Aim of the task: Recast the lines of each entry below as a numbered list, omitting any blank lines. Leave the pictures out of your answer.

Input:
--------------------

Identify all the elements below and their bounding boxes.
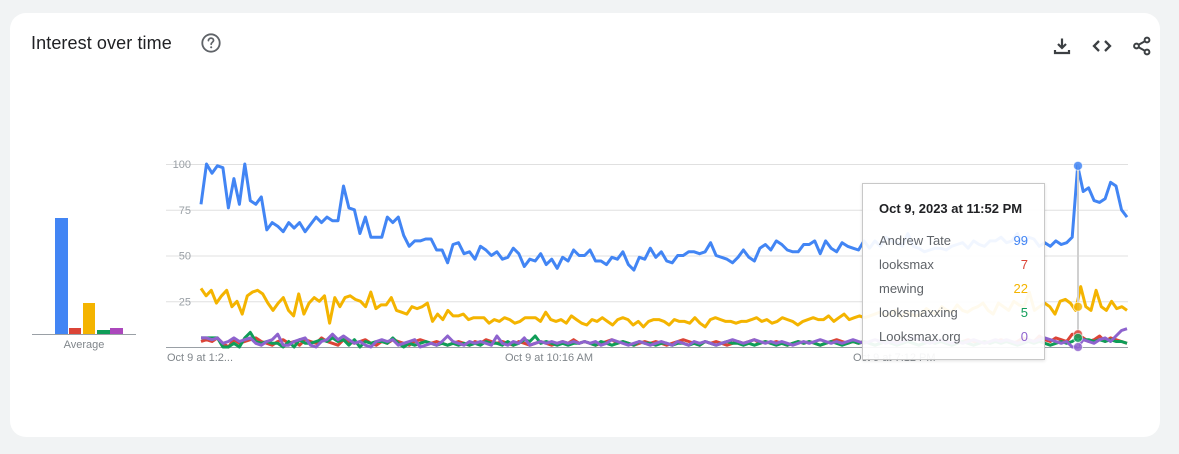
tooltip-term: mewing xyxy=(879,281,924,296)
tooltip-value: 0 xyxy=(1020,329,1028,344)
tooltip-term: Andrew Tate xyxy=(879,233,952,248)
average-axis-line xyxy=(32,334,136,335)
download-icon xyxy=(1053,38,1071,55)
svg-text:100: 100 xyxy=(173,159,191,171)
average-bar xyxy=(110,328,123,334)
average-bar xyxy=(69,328,81,334)
average-bar xyxy=(55,218,68,334)
tooltip-term: looksmax xyxy=(879,257,934,272)
tooltip-row-looksmax: looksmax 7 xyxy=(879,257,1028,277)
tooltip-value: 99 xyxy=(1013,233,1028,248)
average-bar xyxy=(83,302,95,334)
svg-text:Oct 9 at 10:16 AM: Oct 9 at 10:16 AM xyxy=(505,352,593,364)
svg-text:25: 25 xyxy=(179,296,191,308)
help-circle-icon[interactable] xyxy=(200,32,222,54)
average-bar xyxy=(97,330,110,334)
svg-text:75: 75 xyxy=(179,205,191,217)
chart-hover-marker xyxy=(1073,160,1083,352)
tooltip-row-andrew-tate: Andrew Tate 99 xyxy=(879,233,1028,253)
embed-button[interactable] xyxy=(1089,33,1115,59)
code-embed-icon xyxy=(1092,40,1112,52)
download-button[interactable] xyxy=(1049,33,1075,59)
average-label: Average xyxy=(63,339,105,351)
chart-actions xyxy=(1049,33,1155,59)
svg-text:50: 50 xyxy=(179,251,191,263)
tooltip-value: 7 xyxy=(1020,257,1028,272)
tooltip-term: looksmaxxing xyxy=(879,305,958,320)
average-bar-chart: Average xyxy=(32,200,146,360)
tooltip-row-mewing: mewing 22 xyxy=(879,281,1028,301)
tooltip-row-looksmaxxing: looksmaxxing 5 xyxy=(879,305,1028,325)
tooltip-term: Looksmax.org xyxy=(879,329,961,344)
share-button[interactable] xyxy=(1129,33,1155,59)
tooltip-value: 5 xyxy=(1020,305,1028,320)
tooltip-value: 22 xyxy=(1013,281,1028,296)
section-title: Interest over time xyxy=(31,33,172,53)
svg-text:Oct 9 at 1:2...: Oct 9 at 1:2... xyxy=(167,352,233,364)
share-icon xyxy=(1133,36,1151,56)
tooltip-date: Oct 9, 2023 at 11:52 PM xyxy=(879,201,1023,216)
chart-tooltip: Oct 9, 2023 at 11:52 PM Andrew Tate 99 l… xyxy=(862,183,1045,360)
tooltip-row-looksmax-org: Looksmax.org 0 xyxy=(879,329,1028,349)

--------------------

Response to this exercise:
1. Identify all the elements below and their bounding boxes.
2. tooltip-term: mewing xyxy=(879,281,924,296)
3. tooltip-value: 0 xyxy=(1020,329,1028,344)
4. tooltip-term: Andrew Tate xyxy=(879,233,952,248)
5. average-axis-line xyxy=(32,334,136,335)
6. download-icon xyxy=(1053,38,1071,55)
7. svg-text:100: 100 xyxy=(173,159,191,171)
8. average-bar xyxy=(110,328,123,334)
9. average-bar xyxy=(69,328,81,334)
10. average-bar xyxy=(55,218,68,334)
11. tooltip-term: looksmax xyxy=(879,257,934,272)
12. tooltip-row-looksmax: looksmax 7 xyxy=(879,257,1028,277)
13. tooltip-value: 99 xyxy=(1013,233,1028,248)
14. average-bar xyxy=(83,302,95,334)
15. svg-text:Oct 9 at 10:16 AM: Oct 9 at 10:16 AM xyxy=(505,352,593,364)
16. svg-text:25: 25 xyxy=(179,296,191,308)
17. help-circle-icon[interactable] xyxy=(200,32,222,54)
18. average-bar xyxy=(97,330,110,334)
19. svg-text:75: 75 xyxy=(179,205,191,217)
20. chart-hover-marker xyxy=(1073,160,1083,352)
21. tooltip-row-andrew-tate: Andrew Tate 99 xyxy=(879,233,1028,253)
22. embed-button[interactable] xyxy=(1089,33,1115,59)
23. code-embed-icon xyxy=(1092,40,1112,52)
24. download-button[interactable] xyxy=(1049,33,1075,59)
25. average-label: Average xyxy=(63,339,105,351)
26. chart-actions xyxy=(1049,33,1155,59)
27. svg-text:50: 50 xyxy=(179,251,191,263)
28. tooltip-value: 7 xyxy=(1020,257,1028,272)
29. tooltip-term: looksmaxxing xyxy=(879,305,958,320)
30. average-bar-chart: Average xyxy=(32,200,146,360)
31. tooltip-row-mewing: mewing 22 xyxy=(879,281,1028,301)
32. tooltip-row-looksmaxxing: looksmaxxing 5 xyxy=(879,305,1028,325)
33. tooltip-term: Looksmax.org xyxy=(879,329,961,344)
34. share-button[interactable] xyxy=(1129,33,1155,59)
35. tooltip-value: 5 xyxy=(1020,305,1028,320)
36. tooltip-value: 22 xyxy=(1013,281,1028,296)
37. section-title: Interest over time xyxy=(31,33,172,53)
38. svg-text:Oct 9 at 1:2...: Oct 9 at 1:2... xyxy=(167,352,233,364)
39. share-icon xyxy=(1133,36,1151,56)
40. tooltip-date: Oct 9, 2023 at 11:52 PM xyxy=(879,201,1023,216)
41. chart-tooltip: Oct 9, 2023 at 11:52 PM Andrew Tate 99 l… xyxy=(862,183,1045,360)
42. tooltip-row-looksmax-org: Looksmax.org 0 xyxy=(879,329,1028,349)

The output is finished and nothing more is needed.